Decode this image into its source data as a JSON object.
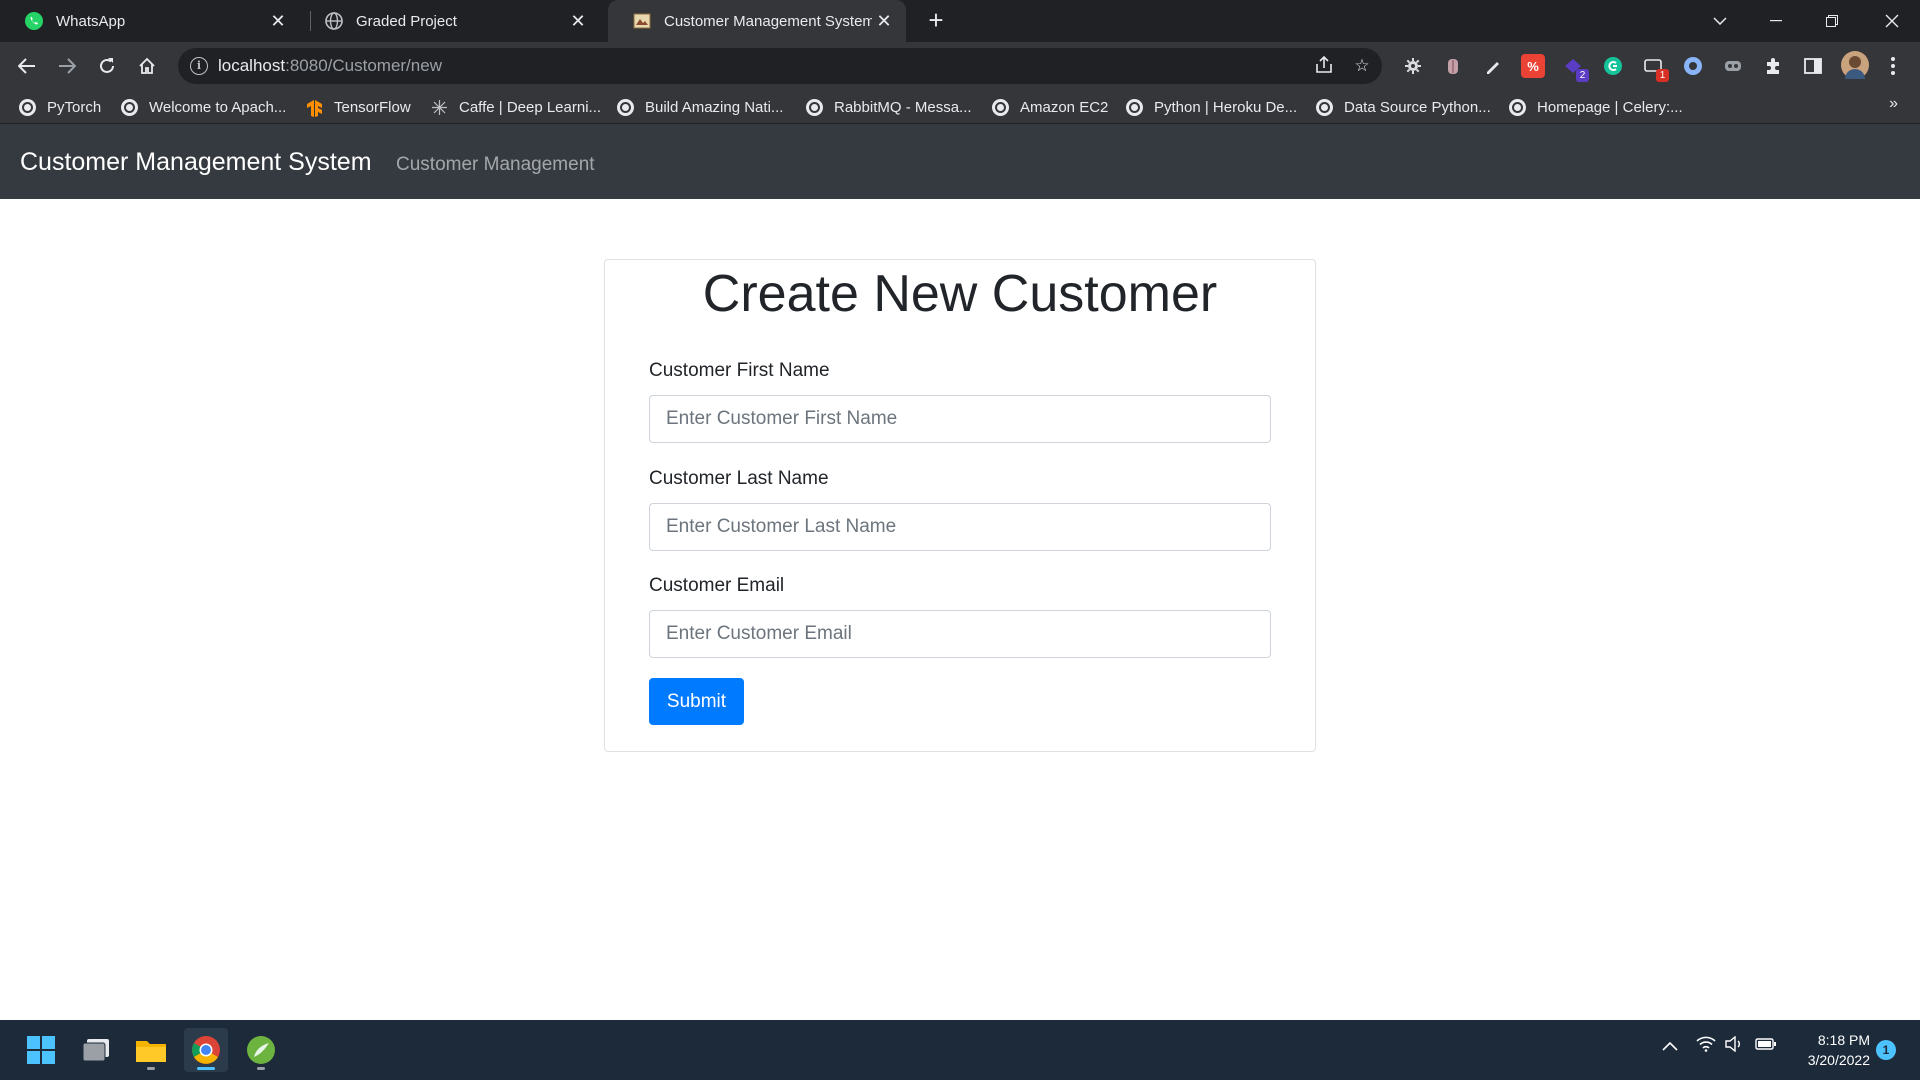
{
  "browser": {
    "tabs": [
      {
        "title": "WhatsApp",
        "icon": "whatsapp-icon",
        "active": false
      },
      {
        "title": "Graded Project",
        "icon": "globe-icon",
        "active": false
      },
      {
        "title": "Customer Management System",
        "icon": "page-favicon-icon",
        "active": true
      }
    ],
    "new_tab_label": "+",
    "url_host": "localhost",
    "url_rest": ":8080/Customer/new",
    "bookmarks": [
      "PyTorch",
      "Welcome to Apach...",
      "TensorFlow",
      "Caffe | Deep Learni...",
      "Build Amazing Nati...",
      "RabbitMQ - Messa...",
      "Amazon EC2",
      "Python | Heroku De...",
      "Data Source Python...",
      "Homepage | Celery:..."
    ],
    "bookmarks_more": "»",
    "extension_badges": {
      "ext5": "2",
      "ext7": "1"
    }
  },
  "app": {
    "brand": "Customer Management System",
    "nav_link": "Customer Management"
  },
  "form": {
    "title": "Create New Customer",
    "first_name_label": "Customer First Name",
    "first_name_placeholder": "Enter Customer First Name",
    "last_name_label": "Customer Last Name",
    "last_name_placeholder": "Enter Customer Last Name",
    "email_label": "Customer Email",
    "email_placeholder": "Enter Customer Email",
    "submit_label": "Submit"
  },
  "taskbar": {
    "time": "8:18 PM",
    "date": "3/20/2022",
    "notification_count": "1"
  },
  "colors": {
    "navbar": "#343a40",
    "primary": "#007bff",
    "taskbar": "#1c2a3a"
  }
}
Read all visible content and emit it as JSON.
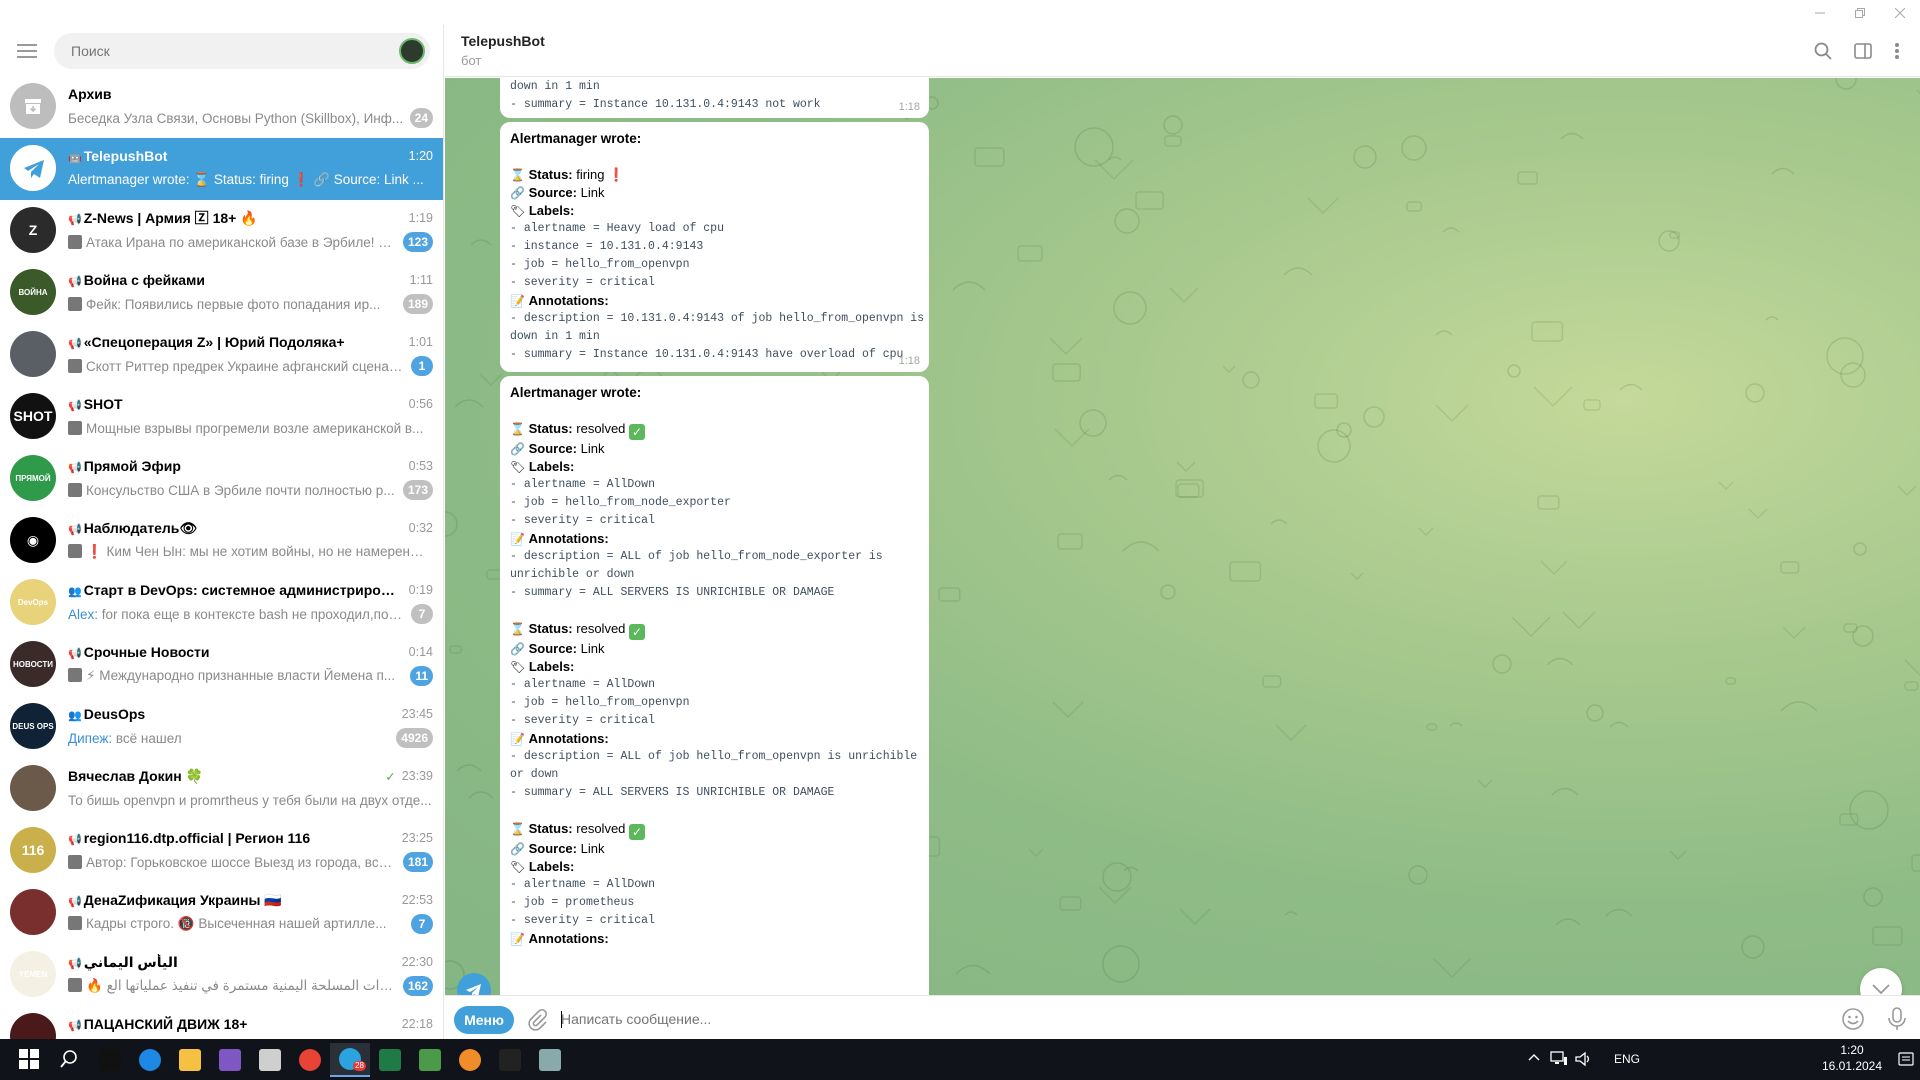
+ + + + +
## WRITTEN REQUEST
In your copy of the records, include no pictures; repeat everything else exactly.

## RESULT FOR THIS TASK
Decode this image into its source data as a JSON object.
{
  "browser": {
    "tabs": [
      {
        "title": "WhatsApp",
        "icon": "whatsapp-icon",
        "active": false
      },
      {
        "title": "Graded Project",
        "icon": "globe-icon",
        "active": false
      },
      {
        "title": "Customer Management System",
        "icon": "page-favicon-icon",
        "active": true
      }
    ],
    "new_tab_label": "+",
    "url_host": "localhost",
    "url_rest": ":8080/Customer/new",
    "bookmarks": [
      "PyTorch",
      "Welcome to Apach...",
      "TensorFlow",
      "Caffe | Deep Learni...",
      "Build Amazing Nati...",
      "RabbitMQ - Messa...",
      "Amazon EC2",
      "Python | Heroku De...",
      "Data Source Python...",
      "Homepage | Celery:..."
    ],
    "bookmarks_more": "»",
    "extension_badges": {
      "ext5": "2",
      "ext7": "1"
    }
  },
  "app": {
    "brand": "Customer Management System",
    "nav_link": "Customer Management"
  },
  "form": {
    "title": "Create New Customer",
    "first_name_label": "Customer First Name",
    "first_name_placeholder": "Enter Customer First Name",
    "last_name_label": "Customer Last Name",
    "last_name_placeholder": "Enter Customer Last Name",
    "email_label": "Customer Email",
    "email_placeholder": "Enter Customer Email",
    "submit_label": "Submit"
  },
  "taskbar": {
    "time": "8:18 PM",
    "date": "3/20/2022",
    "notification_count": "1"
  },
  "colors": {
    "navbar": "#343a40",
    "primary": "#007bff",
    "taskbar": "#1c2a3a"
  }
}
Read all visible content and emit it as JSON.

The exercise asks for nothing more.